§ Directions
Take the material and output all of it exactly.

[Entries from a dataset]
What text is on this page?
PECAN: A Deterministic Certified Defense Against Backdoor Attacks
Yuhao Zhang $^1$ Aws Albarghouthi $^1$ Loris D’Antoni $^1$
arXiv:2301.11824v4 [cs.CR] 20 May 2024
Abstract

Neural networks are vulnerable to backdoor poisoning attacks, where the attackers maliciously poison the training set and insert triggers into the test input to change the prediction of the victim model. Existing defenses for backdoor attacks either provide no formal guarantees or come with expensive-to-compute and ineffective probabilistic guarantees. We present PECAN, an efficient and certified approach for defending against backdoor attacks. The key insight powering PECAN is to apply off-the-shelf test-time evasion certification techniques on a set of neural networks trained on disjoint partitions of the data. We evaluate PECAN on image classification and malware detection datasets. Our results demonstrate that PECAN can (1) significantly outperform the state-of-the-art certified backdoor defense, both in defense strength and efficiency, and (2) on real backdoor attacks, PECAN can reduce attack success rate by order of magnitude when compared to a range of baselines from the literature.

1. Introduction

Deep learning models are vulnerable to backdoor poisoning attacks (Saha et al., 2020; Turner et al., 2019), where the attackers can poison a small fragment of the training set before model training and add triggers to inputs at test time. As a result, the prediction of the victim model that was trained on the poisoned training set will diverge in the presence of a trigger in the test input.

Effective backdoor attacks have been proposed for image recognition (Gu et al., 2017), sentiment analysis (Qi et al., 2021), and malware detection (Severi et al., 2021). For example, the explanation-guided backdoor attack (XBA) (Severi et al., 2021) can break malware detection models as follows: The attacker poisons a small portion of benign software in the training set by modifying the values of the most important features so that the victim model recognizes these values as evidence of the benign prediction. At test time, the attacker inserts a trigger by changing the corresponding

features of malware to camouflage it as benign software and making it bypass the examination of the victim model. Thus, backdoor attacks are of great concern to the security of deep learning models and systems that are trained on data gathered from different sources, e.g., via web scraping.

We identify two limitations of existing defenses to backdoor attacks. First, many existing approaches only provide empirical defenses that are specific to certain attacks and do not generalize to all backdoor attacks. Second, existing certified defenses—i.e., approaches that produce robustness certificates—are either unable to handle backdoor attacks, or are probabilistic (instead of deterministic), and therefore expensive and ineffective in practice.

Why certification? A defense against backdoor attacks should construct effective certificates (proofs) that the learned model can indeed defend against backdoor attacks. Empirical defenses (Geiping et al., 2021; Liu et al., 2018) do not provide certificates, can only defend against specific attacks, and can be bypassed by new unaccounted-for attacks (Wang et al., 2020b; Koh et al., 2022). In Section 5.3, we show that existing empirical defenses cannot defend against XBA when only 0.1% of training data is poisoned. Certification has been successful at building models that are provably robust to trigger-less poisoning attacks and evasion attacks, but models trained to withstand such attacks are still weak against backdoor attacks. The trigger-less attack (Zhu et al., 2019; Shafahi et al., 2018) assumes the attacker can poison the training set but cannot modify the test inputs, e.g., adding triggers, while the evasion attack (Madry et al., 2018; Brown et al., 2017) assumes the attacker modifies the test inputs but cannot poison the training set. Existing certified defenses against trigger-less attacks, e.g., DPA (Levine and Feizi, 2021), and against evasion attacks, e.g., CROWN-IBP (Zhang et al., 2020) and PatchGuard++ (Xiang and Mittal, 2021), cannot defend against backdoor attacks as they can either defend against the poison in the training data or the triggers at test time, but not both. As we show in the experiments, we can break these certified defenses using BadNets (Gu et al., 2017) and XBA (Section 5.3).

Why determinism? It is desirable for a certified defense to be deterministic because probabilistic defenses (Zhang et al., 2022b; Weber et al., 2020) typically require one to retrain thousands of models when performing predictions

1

§ Answer below
What text is on this page?
PECAN: A Deterministic Certified Defense Against Backdoor Attacks
Yuhao Zhang $^1$ Aws Albarghouthi $^1$ Loris D’Antoni $^1$
arXiv:2301.11824v4 [cs.CR] 20 May 2024
Abstract

Neural networks are vulnerable to backdoor poisoning attacks, where the attackers maliciously poison the training set and insert triggers into the test input to change the prediction of the victim model. Existing defenses for backdoor attacks either provide no formal guarantees or come with expensive-to-compute and ineffective probabilistic guarantees. We present PECAN, an efficient and certified approach for defending against backdoor attacks. The key insight powering PECAN is to apply off-the-shelf test-time evasion certification techniques on a set of neural networks trained on disjoint partitions of the data. We evaluate PECAN on image classification and malware detection datasets. Our results demonstrate that PECAN can (1) significantly outperform the state-of-the-art certified backdoor defense, both in defense strength and efficiency, and (2) on real backdoor attacks, PECAN can reduce attack success rate by order of magnitude when compared to a range of baselines from the literature.

1. Introduction

Deep learning models are vulnerable to backdoor poisoning attacks (Saha et al., 2020; Turner et al., 2019), where the attackers can poison a small fragment of the training set before model training and add triggers to inputs at test time. As a result, the prediction of the victim model that was trained on the poisoned training set will diverge in the presence of a trigger in the test input.

Effective backdoor attacks have been proposed for image recognition (Gu et al., 2017), sentiment analysis (Qi et al., 2021), and malware detection (Severi et al., 2021). For example, the explanation-guided backdoor attack (XBA) (Severi et al., 2021) can break malware detection models as follows: The attacker poisons a small portion of benign software in the training set by modifying the values of the most important features so that the victim model recognizes these values as evidence of the benign prediction. At test time, the attacker inserts a trigger by changing the corresponding

features of malware to camouflage it as benign software and making it bypass the examination of the victim model. Thus, backdoor attacks are of great concern to the security of deep learning models and systems that are trained on data gathered from different sources, e.g., via web scraping.

We identify two limitations of existing defenses to backdoor attacks. First, many existing approaches only provide empirical defenses that are specific to certain attacks and do not generalize to all backdoor attacks. Second, existing certified defenses—i.e., approaches that produce robustness certificates—are either unable to handle backdoor attacks, or are probabilistic (instead of deterministic), and therefore expensive and ineffective in practice.

Why certification? A defense against backdoor attacks should construct effective certificates (proofs) that the learned model can indeed defend against backdoor attacks. Empirical defenses (Geiping et al., 2021; Liu et al., 2018) do not provide certificates, can only defend against specific attacks, and can be bypassed by new unaccounted-for attacks (Wang et al., 2020b; Koh et al., 2022). In Section 5.3, we show that existing empirical defenses cannot defend against XBA when only 0.1% of training data is poisoned. Certification has been successful at building models that are provably robust to trigger-less poisoning attacks and evasion attacks, but models trained to withstand such attacks are still weak against backdoor attacks. The trigger-less attack (Zhu et al., 2019; Shafahi et al., 2018) assumes the attacker can poison the training set but cannot modify the test inputs, e.g., adding triggers, while the evasion attack (Madry et al., 2018; Brown et al., 2017) assumes the attacker modifies the test inputs but cannot poison the training set. Existing certified defenses against trigger-less attacks, e.g., DPA (Levine and Feizi, 2021), and against evasion attacks, e.g., CROWN-IBP (Zhang et al., 2020) and PatchGuard++ (Xiang and Mittal, 2021), cannot defend against backdoor attacks as they can either defend against the poison in the training data or the triggers at test time, but not both. As we show in the experiments, we can break these certified defenses using BadNets (Gu et al., 2017) and XBA (Section 5.3).

Why determinism? It is desirable for a certified defense to be deterministic because probabilistic defenses (Zhang et al., 2022b; Weber et al., 2020) typically require one to retrain thousands of models when performing predictions

1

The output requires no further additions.